[start]

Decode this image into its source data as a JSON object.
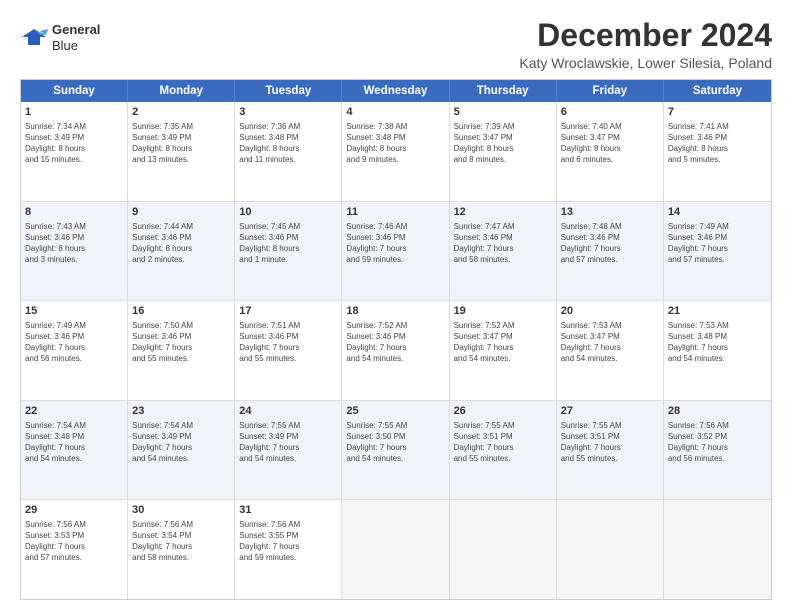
{
  "header": {
    "logo_line1": "General",
    "logo_line2": "Blue",
    "title": "December 2024",
    "subtitle": "Katy Wroclawskie, Lower Silesia, Poland"
  },
  "calendar": {
    "days": [
      "Sunday",
      "Monday",
      "Tuesday",
      "Wednesday",
      "Thursday",
      "Friday",
      "Saturday"
    ],
    "rows": [
      [
        {
          "day": "1",
          "lines": [
            "Sunrise: 7:34 AM",
            "Sunset: 3:49 PM",
            "Daylight: 8 hours",
            "and 15 minutes."
          ]
        },
        {
          "day": "2",
          "lines": [
            "Sunrise: 7:35 AM",
            "Sunset: 3:49 PM",
            "Daylight: 8 hours",
            "and 13 minutes."
          ]
        },
        {
          "day": "3",
          "lines": [
            "Sunrise: 7:36 AM",
            "Sunset: 3:48 PM",
            "Daylight: 8 hours",
            "and 11 minutes."
          ]
        },
        {
          "day": "4",
          "lines": [
            "Sunrise: 7:38 AM",
            "Sunset: 3:48 PM",
            "Daylight: 8 hours",
            "and 9 minutes."
          ]
        },
        {
          "day": "5",
          "lines": [
            "Sunrise: 7:39 AM",
            "Sunset: 3:47 PM",
            "Daylight: 8 hours",
            "and 8 minutes."
          ]
        },
        {
          "day": "6",
          "lines": [
            "Sunrise: 7:40 AM",
            "Sunset: 3:47 PM",
            "Daylight: 8 hours",
            "and 6 minutes."
          ]
        },
        {
          "day": "7",
          "lines": [
            "Sunrise: 7:41 AM",
            "Sunset: 3:46 PM",
            "Daylight: 8 hours",
            "and 5 minutes."
          ]
        }
      ],
      [
        {
          "day": "8",
          "lines": [
            "Sunrise: 7:43 AM",
            "Sunset: 3:46 PM",
            "Daylight: 8 hours",
            "and 3 minutes."
          ]
        },
        {
          "day": "9",
          "lines": [
            "Sunrise: 7:44 AM",
            "Sunset: 3:46 PM",
            "Daylight: 8 hours",
            "and 2 minutes."
          ]
        },
        {
          "day": "10",
          "lines": [
            "Sunrise: 7:45 AM",
            "Sunset: 3:46 PM",
            "Daylight: 8 hours",
            "and 1 minute."
          ]
        },
        {
          "day": "11",
          "lines": [
            "Sunrise: 7:46 AM",
            "Sunset: 3:46 PM",
            "Daylight: 7 hours",
            "and 59 minutes."
          ]
        },
        {
          "day": "12",
          "lines": [
            "Sunrise: 7:47 AM",
            "Sunset: 3:46 PM",
            "Daylight: 7 hours",
            "and 58 minutes."
          ]
        },
        {
          "day": "13",
          "lines": [
            "Sunrise: 7:48 AM",
            "Sunset: 3:46 PM",
            "Daylight: 7 hours",
            "and 57 minutes."
          ]
        },
        {
          "day": "14",
          "lines": [
            "Sunrise: 7:49 AM",
            "Sunset: 3:46 PM",
            "Daylight: 7 hours",
            "and 57 minutes."
          ]
        }
      ],
      [
        {
          "day": "15",
          "lines": [
            "Sunrise: 7:49 AM",
            "Sunset: 3:46 PM",
            "Daylight: 7 hours",
            "and 56 minutes."
          ]
        },
        {
          "day": "16",
          "lines": [
            "Sunrise: 7:50 AM",
            "Sunset: 3:46 PM",
            "Daylight: 7 hours",
            "and 55 minutes."
          ]
        },
        {
          "day": "17",
          "lines": [
            "Sunrise: 7:51 AM",
            "Sunset: 3:46 PM",
            "Daylight: 7 hours",
            "and 55 minutes."
          ]
        },
        {
          "day": "18",
          "lines": [
            "Sunrise: 7:52 AM",
            "Sunset: 3:46 PM",
            "Daylight: 7 hours",
            "and 54 minutes."
          ]
        },
        {
          "day": "19",
          "lines": [
            "Sunrise: 7:52 AM",
            "Sunset: 3:47 PM",
            "Daylight: 7 hours",
            "and 54 minutes."
          ]
        },
        {
          "day": "20",
          "lines": [
            "Sunrise: 7:53 AM",
            "Sunset: 3:47 PM",
            "Daylight: 7 hours",
            "and 54 minutes."
          ]
        },
        {
          "day": "21",
          "lines": [
            "Sunrise: 7:53 AM",
            "Sunset: 3:48 PM",
            "Daylight: 7 hours",
            "and 54 minutes."
          ]
        }
      ],
      [
        {
          "day": "22",
          "lines": [
            "Sunrise: 7:54 AM",
            "Sunset: 3:48 PM",
            "Daylight: 7 hours",
            "and 54 minutes."
          ]
        },
        {
          "day": "23",
          "lines": [
            "Sunrise: 7:54 AM",
            "Sunset: 3:49 PM",
            "Daylight: 7 hours",
            "and 54 minutes."
          ]
        },
        {
          "day": "24",
          "lines": [
            "Sunrise: 7:55 AM",
            "Sunset: 3:49 PM",
            "Daylight: 7 hours",
            "and 54 minutes."
          ]
        },
        {
          "day": "25",
          "lines": [
            "Sunrise: 7:55 AM",
            "Sunset: 3:50 PM",
            "Daylight: 7 hours",
            "and 54 minutes."
          ]
        },
        {
          "day": "26",
          "lines": [
            "Sunrise: 7:55 AM",
            "Sunset: 3:51 PM",
            "Daylight: 7 hours",
            "and 55 minutes."
          ]
        },
        {
          "day": "27",
          "lines": [
            "Sunrise: 7:55 AM",
            "Sunset: 3:51 PM",
            "Daylight: 7 hours",
            "and 55 minutes."
          ]
        },
        {
          "day": "28",
          "lines": [
            "Sunrise: 7:56 AM",
            "Sunset: 3:52 PM",
            "Daylight: 7 hours",
            "and 56 minutes."
          ]
        }
      ],
      [
        {
          "day": "29",
          "lines": [
            "Sunrise: 7:56 AM",
            "Sunset: 3:53 PM",
            "Daylight: 7 hours",
            "and 57 minutes."
          ]
        },
        {
          "day": "30",
          "lines": [
            "Sunrise: 7:56 AM",
            "Sunset: 3:54 PM",
            "Daylight: 7 hours",
            "and 58 minutes."
          ]
        },
        {
          "day": "31",
          "lines": [
            "Sunrise: 7:56 AM",
            "Sunset: 3:55 PM",
            "Daylight: 7 hours",
            "and 59 minutes."
          ]
        },
        {
          "day": "",
          "lines": []
        },
        {
          "day": "",
          "lines": []
        },
        {
          "day": "",
          "lines": []
        },
        {
          "day": "",
          "lines": []
        }
      ]
    ]
  }
}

[end]

WORK TO COMPLETE:
Repeat each entry precisely as it appears. Leave the pictures out.

CORRECT ANSWER:
Decode this image into its source data as a JSON object.
{
  "header": {
    "logo_line1": "General",
    "logo_line2": "Blue",
    "title": "December 2024",
    "subtitle": "Katy Wroclawskie, Lower Silesia, Poland"
  },
  "calendar": {
    "days": [
      "Sunday",
      "Monday",
      "Tuesday",
      "Wednesday",
      "Thursday",
      "Friday",
      "Saturday"
    ],
    "rows": [
      [
        {
          "day": "1",
          "lines": [
            "Sunrise: 7:34 AM",
            "Sunset: 3:49 PM",
            "Daylight: 8 hours",
            "and 15 minutes."
          ]
        },
        {
          "day": "2",
          "lines": [
            "Sunrise: 7:35 AM",
            "Sunset: 3:49 PM",
            "Daylight: 8 hours",
            "and 13 minutes."
          ]
        },
        {
          "day": "3",
          "lines": [
            "Sunrise: 7:36 AM",
            "Sunset: 3:48 PM",
            "Daylight: 8 hours",
            "and 11 minutes."
          ]
        },
        {
          "day": "4",
          "lines": [
            "Sunrise: 7:38 AM",
            "Sunset: 3:48 PM",
            "Daylight: 8 hours",
            "and 9 minutes."
          ]
        },
        {
          "day": "5",
          "lines": [
            "Sunrise: 7:39 AM",
            "Sunset: 3:47 PM",
            "Daylight: 8 hours",
            "and 8 minutes."
          ]
        },
        {
          "day": "6",
          "lines": [
            "Sunrise: 7:40 AM",
            "Sunset: 3:47 PM",
            "Daylight: 8 hours",
            "and 6 minutes."
          ]
        },
        {
          "day": "7",
          "lines": [
            "Sunrise: 7:41 AM",
            "Sunset: 3:46 PM",
            "Daylight: 8 hours",
            "and 5 minutes."
          ]
        }
      ],
      [
        {
          "day": "8",
          "lines": [
            "Sunrise: 7:43 AM",
            "Sunset: 3:46 PM",
            "Daylight: 8 hours",
            "and 3 minutes."
          ]
        },
        {
          "day": "9",
          "lines": [
            "Sunrise: 7:44 AM",
            "Sunset: 3:46 PM",
            "Daylight: 8 hours",
            "and 2 minutes."
          ]
        },
        {
          "day": "10",
          "lines": [
            "Sunrise: 7:45 AM",
            "Sunset: 3:46 PM",
            "Daylight: 8 hours",
            "and 1 minute."
          ]
        },
        {
          "day": "11",
          "lines": [
            "Sunrise: 7:46 AM",
            "Sunset: 3:46 PM",
            "Daylight: 7 hours",
            "and 59 minutes."
          ]
        },
        {
          "day": "12",
          "lines": [
            "Sunrise: 7:47 AM",
            "Sunset: 3:46 PM",
            "Daylight: 7 hours",
            "and 58 minutes."
          ]
        },
        {
          "day": "13",
          "lines": [
            "Sunrise: 7:48 AM",
            "Sunset: 3:46 PM",
            "Daylight: 7 hours",
            "and 57 minutes."
          ]
        },
        {
          "day": "14",
          "lines": [
            "Sunrise: 7:49 AM",
            "Sunset: 3:46 PM",
            "Daylight: 7 hours",
            "and 57 minutes."
          ]
        }
      ],
      [
        {
          "day": "15",
          "lines": [
            "Sunrise: 7:49 AM",
            "Sunset: 3:46 PM",
            "Daylight: 7 hours",
            "and 56 minutes."
          ]
        },
        {
          "day": "16",
          "lines": [
            "Sunrise: 7:50 AM",
            "Sunset: 3:46 PM",
            "Daylight: 7 hours",
            "and 55 minutes."
          ]
        },
        {
          "day": "17",
          "lines": [
            "Sunrise: 7:51 AM",
            "Sunset: 3:46 PM",
            "Daylight: 7 hours",
            "and 55 minutes."
          ]
        },
        {
          "day": "18",
          "lines": [
            "Sunrise: 7:52 AM",
            "Sunset: 3:46 PM",
            "Daylight: 7 hours",
            "and 54 minutes."
          ]
        },
        {
          "day": "19",
          "lines": [
            "Sunrise: 7:52 AM",
            "Sunset: 3:47 PM",
            "Daylight: 7 hours",
            "and 54 minutes."
          ]
        },
        {
          "day": "20",
          "lines": [
            "Sunrise: 7:53 AM",
            "Sunset: 3:47 PM",
            "Daylight: 7 hours",
            "and 54 minutes."
          ]
        },
        {
          "day": "21",
          "lines": [
            "Sunrise: 7:53 AM",
            "Sunset: 3:48 PM",
            "Daylight: 7 hours",
            "and 54 minutes."
          ]
        }
      ],
      [
        {
          "day": "22",
          "lines": [
            "Sunrise: 7:54 AM",
            "Sunset: 3:48 PM",
            "Daylight: 7 hours",
            "and 54 minutes."
          ]
        },
        {
          "day": "23",
          "lines": [
            "Sunrise: 7:54 AM",
            "Sunset: 3:49 PM",
            "Daylight: 7 hours",
            "and 54 minutes."
          ]
        },
        {
          "day": "24",
          "lines": [
            "Sunrise: 7:55 AM",
            "Sunset: 3:49 PM",
            "Daylight: 7 hours",
            "and 54 minutes."
          ]
        },
        {
          "day": "25",
          "lines": [
            "Sunrise: 7:55 AM",
            "Sunset: 3:50 PM",
            "Daylight: 7 hours",
            "and 54 minutes."
          ]
        },
        {
          "day": "26",
          "lines": [
            "Sunrise: 7:55 AM",
            "Sunset: 3:51 PM",
            "Daylight: 7 hours",
            "and 55 minutes."
          ]
        },
        {
          "day": "27",
          "lines": [
            "Sunrise: 7:55 AM",
            "Sunset: 3:51 PM",
            "Daylight: 7 hours",
            "and 55 minutes."
          ]
        },
        {
          "day": "28",
          "lines": [
            "Sunrise: 7:56 AM",
            "Sunset: 3:52 PM",
            "Daylight: 7 hours",
            "and 56 minutes."
          ]
        }
      ],
      [
        {
          "day": "29",
          "lines": [
            "Sunrise: 7:56 AM",
            "Sunset: 3:53 PM",
            "Daylight: 7 hours",
            "and 57 minutes."
          ]
        },
        {
          "day": "30",
          "lines": [
            "Sunrise: 7:56 AM",
            "Sunset: 3:54 PM",
            "Daylight: 7 hours",
            "and 58 minutes."
          ]
        },
        {
          "day": "31",
          "lines": [
            "Sunrise: 7:56 AM",
            "Sunset: 3:55 PM",
            "Daylight: 7 hours",
            "and 59 minutes."
          ]
        },
        {
          "day": "",
          "lines": []
        },
        {
          "day": "",
          "lines": []
        },
        {
          "day": "",
          "lines": []
        },
        {
          "day": "",
          "lines": []
        }
      ]
    ]
  }
}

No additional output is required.